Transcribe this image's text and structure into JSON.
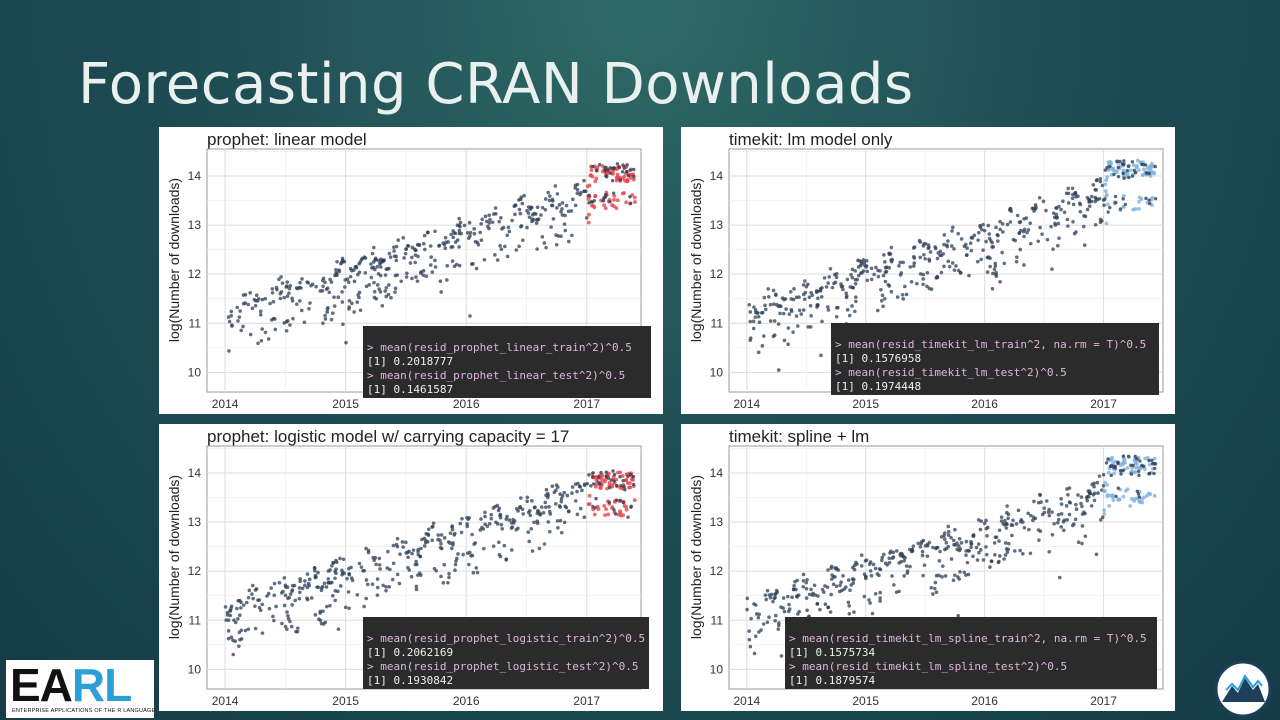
{
  "slide": {
    "title": "Forecasting CRAN Downloads",
    "logo_left": {
      "letters_a": "EA",
      "letters_b": "RL",
      "tagline": "ENTERPRISE APPLICATIONS OF THE R LANGUAGE"
    },
    "logo_right": {
      "icon": "mountain-logo-icon"
    }
  },
  "colors": {
    "train_points": "#2e3f55",
    "prophet_forecast": "#e8454a",
    "timekit_forecast": "#7fb1dc"
  },
  "chart_data": [
    {
      "type": "scatter",
      "title": "prophet: linear model",
      "ylabel": "log(Number of downloads)",
      "xlabel": "",
      "x_ticks": [
        "2014",
        "2015",
        "2016",
        "2017"
      ],
      "y_ticks": [
        "10",
        "11",
        "12",
        "13",
        "14"
      ],
      "xlim": [
        2013.85,
        2017.45
      ],
      "ylim": [
        9.6,
        14.55
      ],
      "grid": true,
      "forecast_start": 2017.0,
      "forecast_bands": [
        13.5,
        14.05
      ],
      "series": [
        {
          "role": "train",
          "x": [
            2014.0,
            2017.4
          ],
          "trend": [
            11.15,
            13.95
          ]
        },
        {
          "role": "forecast",
          "x": [
            2017.0,
            2017.4
          ],
          "color": "prophet"
        }
      ],
      "console": [
        {
          "cmd": "> mean(resid_prophet_linear_train^2)^0.5",
          "out": "[1] 0.2018777"
        },
        {
          "cmd": "> mean(resid_prophet_linear_test^2)^0.5",
          "out": "[1] 0.1461587"
        }
      ]
    },
    {
      "type": "scatter",
      "title": "timekit: lm model only",
      "ylabel": "log(Number of downloads)",
      "xlabel": "",
      "x_ticks": [
        "2014",
        "2015",
        "2016",
        "2017"
      ],
      "y_ticks": [
        "10",
        "11",
        "12",
        "13",
        "14"
      ],
      "xlim": [
        2013.85,
        2017.5
      ],
      "ylim": [
        9.6,
        14.55
      ],
      "grid": true,
      "forecast_start": 2017.0,
      "forecast_bands": [
        13.45,
        14.15
      ],
      "series": [
        {
          "role": "train",
          "x": [
            2014.0,
            2017.45
          ],
          "trend": [
            11.15,
            13.95
          ]
        },
        {
          "role": "forecast",
          "x": [
            2017.0,
            2017.45
          ],
          "color": "timekit"
        }
      ],
      "console": [
        {
          "cmd": "> mean(resid_timekit_lm_train^2, na.rm = T)^0.5",
          "out": "[1] 0.1576958"
        },
        {
          "cmd": "> mean(resid_timekit_lm_test^2)^0.5",
          "out": "[1] 0.1974448"
        }
      ]
    },
    {
      "type": "scatter",
      "title": "prophet: logistic model w/ carrying capacity = 17",
      "ylabel": "log(Number of downloads)",
      "xlabel": "",
      "x_ticks": [
        "2014",
        "2015",
        "2016",
        "2017"
      ],
      "y_ticks": [
        "10",
        "11",
        "12",
        "13",
        "14"
      ],
      "xlim": [
        2013.85,
        2017.45
      ],
      "ylim": [
        9.6,
        14.55
      ],
      "grid": true,
      "forecast_start": 2017.0,
      "forecast_bands": [
        13.3,
        13.85
      ],
      "series": [
        {
          "role": "train",
          "x": [
            2014.0,
            2017.4
          ],
          "trend": [
            11.15,
            13.95
          ]
        },
        {
          "role": "forecast",
          "x": [
            2017.0,
            2017.4
          ],
          "color": "prophet"
        }
      ],
      "console": [
        {
          "cmd": "> mean(resid_prophet_logistic_train^2)^0.5",
          "out": "[1] 0.2062169"
        },
        {
          "cmd": "> mean(resid_prophet_logistic_test^2)^0.5",
          "out": "[1] 0.1930842"
        }
      ]
    },
    {
      "type": "scatter",
      "title": "timekit: spline + lm",
      "ylabel": "log(Number of downloads)",
      "xlabel": "",
      "x_ticks": [
        "2014",
        "2015",
        "2016",
        "2017"
      ],
      "y_ticks": [
        "10",
        "11",
        "12",
        "13",
        "14"
      ],
      "xlim": [
        2013.85,
        2017.5
      ],
      "ylim": [
        9.6,
        14.55
      ],
      "grid": true,
      "forecast_start": 2017.0,
      "forecast_bands": [
        13.5,
        14.15
      ],
      "series": [
        {
          "role": "train",
          "x": [
            2014.0,
            2017.45
          ],
          "trend": [
            11.15,
            13.95
          ]
        },
        {
          "role": "forecast",
          "x": [
            2017.0,
            2017.45
          ],
          "color": "timekit"
        }
      ],
      "console": [
        {
          "cmd": "> mean(resid_timekit_lm_spline_train^2, na.rm = T)^0.5",
          "out": "[1] 0.1575734"
        },
        {
          "cmd": "> mean(resid_timekit_lm_spline_test^2)^0.5",
          "out": "[1] 0.1879574"
        }
      ]
    }
  ]
}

◆ **SET EXERCISE**: Restate the entire listing word for word, excluding pictures.

◆ **SOLUTION TO THE EXERCISE**:
Transcribe this image's text and structure into JSON.
{
  "slide": {
    "title": "Forecasting CRAN Downloads",
    "logo_left": {
      "letters_a": "EA",
      "letters_b": "RL",
      "tagline": "ENTERPRISE APPLICATIONS OF THE R LANGUAGE"
    },
    "logo_right": {
      "icon": "mountain-logo-icon"
    }
  },
  "colors": {
    "train_points": "#2e3f55",
    "prophet_forecast": "#e8454a",
    "timekit_forecast": "#7fb1dc"
  },
  "chart_data": [
    {
      "type": "scatter",
      "title": "prophet: linear model",
      "ylabel": "log(Number of downloads)",
      "xlabel": "",
      "x_ticks": [
        "2014",
        "2015",
        "2016",
        "2017"
      ],
      "y_ticks": [
        "10",
        "11",
        "12",
        "13",
        "14"
      ],
      "xlim": [
        2013.85,
        2017.45
      ],
      "ylim": [
        9.6,
        14.55
      ],
      "grid": true,
      "forecast_start": 2017.0,
      "forecast_bands": [
        13.5,
        14.05
      ],
      "series": [
        {
          "role": "train",
          "x": [
            2014.0,
            2017.4
          ],
          "trend": [
            11.15,
            13.95
          ]
        },
        {
          "role": "forecast",
          "x": [
            2017.0,
            2017.4
          ],
          "color": "prophet"
        }
      ],
      "console": [
        {
          "cmd": "> mean(resid_prophet_linear_train^2)^0.5",
          "out": "[1] 0.2018777"
        },
        {
          "cmd": "> mean(resid_prophet_linear_test^2)^0.5",
          "out": "[1] 0.1461587"
        }
      ]
    },
    {
      "type": "scatter",
      "title": "timekit: lm model only",
      "ylabel": "log(Number of downloads)",
      "xlabel": "",
      "x_ticks": [
        "2014",
        "2015",
        "2016",
        "2017"
      ],
      "y_ticks": [
        "10",
        "11",
        "12",
        "13",
        "14"
      ],
      "xlim": [
        2013.85,
        2017.5
      ],
      "ylim": [
        9.6,
        14.55
      ],
      "grid": true,
      "forecast_start": 2017.0,
      "forecast_bands": [
        13.45,
        14.15
      ],
      "series": [
        {
          "role": "train",
          "x": [
            2014.0,
            2017.45
          ],
          "trend": [
            11.15,
            13.95
          ]
        },
        {
          "role": "forecast",
          "x": [
            2017.0,
            2017.45
          ],
          "color": "timekit"
        }
      ],
      "console": [
        {
          "cmd": "> mean(resid_timekit_lm_train^2, na.rm = T)^0.5",
          "out": "[1] 0.1576958"
        },
        {
          "cmd": "> mean(resid_timekit_lm_test^2)^0.5",
          "out": "[1] 0.1974448"
        }
      ]
    },
    {
      "type": "scatter",
      "title": "prophet: logistic model w/ carrying capacity = 17",
      "ylabel": "log(Number of downloads)",
      "xlabel": "",
      "x_ticks": [
        "2014",
        "2015",
        "2016",
        "2017"
      ],
      "y_ticks": [
        "10",
        "11",
        "12",
        "13",
        "14"
      ],
      "xlim": [
        2013.85,
        2017.45
      ],
      "ylim": [
        9.6,
        14.55
      ],
      "grid": true,
      "forecast_start": 2017.0,
      "forecast_bands": [
        13.3,
        13.85
      ],
      "series": [
        {
          "role": "train",
          "x": [
            2014.0,
            2017.4
          ],
          "trend": [
            11.15,
            13.95
          ]
        },
        {
          "role": "forecast",
          "x": [
            2017.0,
            2017.4
          ],
          "color": "prophet"
        }
      ],
      "console": [
        {
          "cmd": "> mean(resid_prophet_logistic_train^2)^0.5",
          "out": "[1] 0.2062169"
        },
        {
          "cmd": "> mean(resid_prophet_logistic_test^2)^0.5",
          "out": "[1] 0.1930842"
        }
      ]
    },
    {
      "type": "scatter",
      "title": "timekit: spline + lm",
      "ylabel": "log(Number of downloads)",
      "xlabel": "",
      "x_ticks": [
        "2014",
        "2015",
        "2016",
        "2017"
      ],
      "y_ticks": [
        "10",
        "11",
        "12",
        "13",
        "14"
      ],
      "xlim": [
        2013.85,
        2017.5
      ],
      "ylim": [
        9.6,
        14.55
      ],
      "grid": true,
      "forecast_start": 2017.0,
      "forecast_bands": [
        13.5,
        14.15
      ],
      "series": [
        {
          "role": "train",
          "x": [
            2014.0,
            2017.45
          ],
          "trend": [
            11.15,
            13.95
          ]
        },
        {
          "role": "forecast",
          "x": [
            2017.0,
            2017.45
          ],
          "color": "timekit"
        }
      ],
      "console": [
        {
          "cmd": "> mean(resid_timekit_lm_spline_train^2, na.rm = T)^0.5",
          "out": "[1] 0.1575734"
        },
        {
          "cmd": "> mean(resid_timekit_lm_spline_test^2)^0.5",
          "out": "[1] 0.1879574"
        }
      ]
    }
  ]
}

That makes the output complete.